## START
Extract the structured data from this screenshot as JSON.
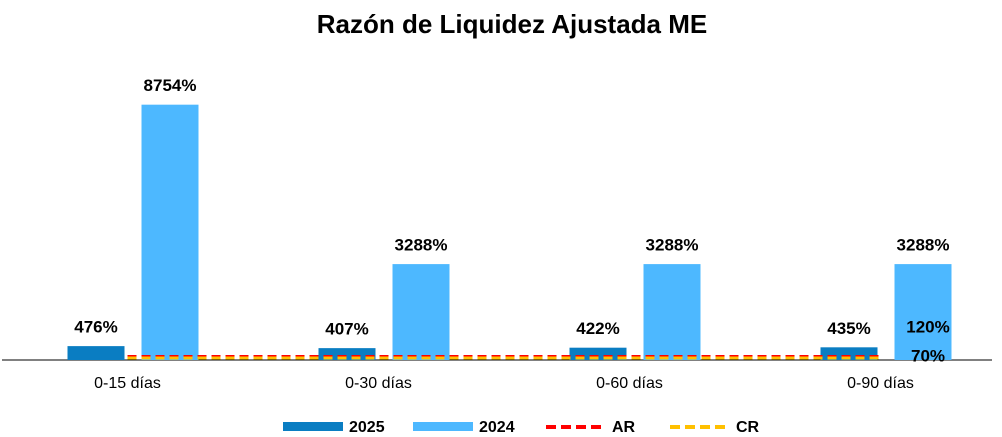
{
  "chart_data": {
    "type": "bar",
    "title": "Razón de Liquidez Ajustada ME",
    "categories": [
      "0-15 días",
      "0-30 días",
      "0-60 días",
      "0-90 días"
    ],
    "ylim": [
      0,
      9600
    ],
    "series": [
      {
        "name": "2025",
        "type": "bar",
        "color": "#0a7dc2",
        "values": [
          476,
          407,
          422,
          435
        ],
        "value_labels": [
          "476%",
          "407%",
          "422%",
          "435%"
        ]
      },
      {
        "name": "2024",
        "type": "bar",
        "color": "#4db8ff",
        "values": [
          8754,
          3288,
          3288,
          3288
        ],
        "value_labels": [
          "8754%",
          "3288%",
          "3288%",
          "3288%"
        ]
      },
      {
        "name": "AR",
        "type": "line",
        "dashed": true,
        "color": "#ff0000",
        "values": [
          120,
          120,
          120,
          120
        ],
        "value_labels": [
          null,
          null,
          null,
          "120%"
        ]
      },
      {
        "name": "CR",
        "type": "line",
        "dashed": true,
        "color": "#ffc000",
        "values": [
          70,
          70,
          70,
          70
        ],
        "value_labels": [
          null,
          null,
          null,
          "70%"
        ]
      }
    ],
    "legend": "bottom"
  }
}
## END
__Task prompt__
Go through the material line by line. Show each line that contains the string "color".

__Answer to the exercise__
        "color": "#0a7dc2",
        "color": "#4db8ff",
        "color": "#ff0000",
        "color": "#ffc000",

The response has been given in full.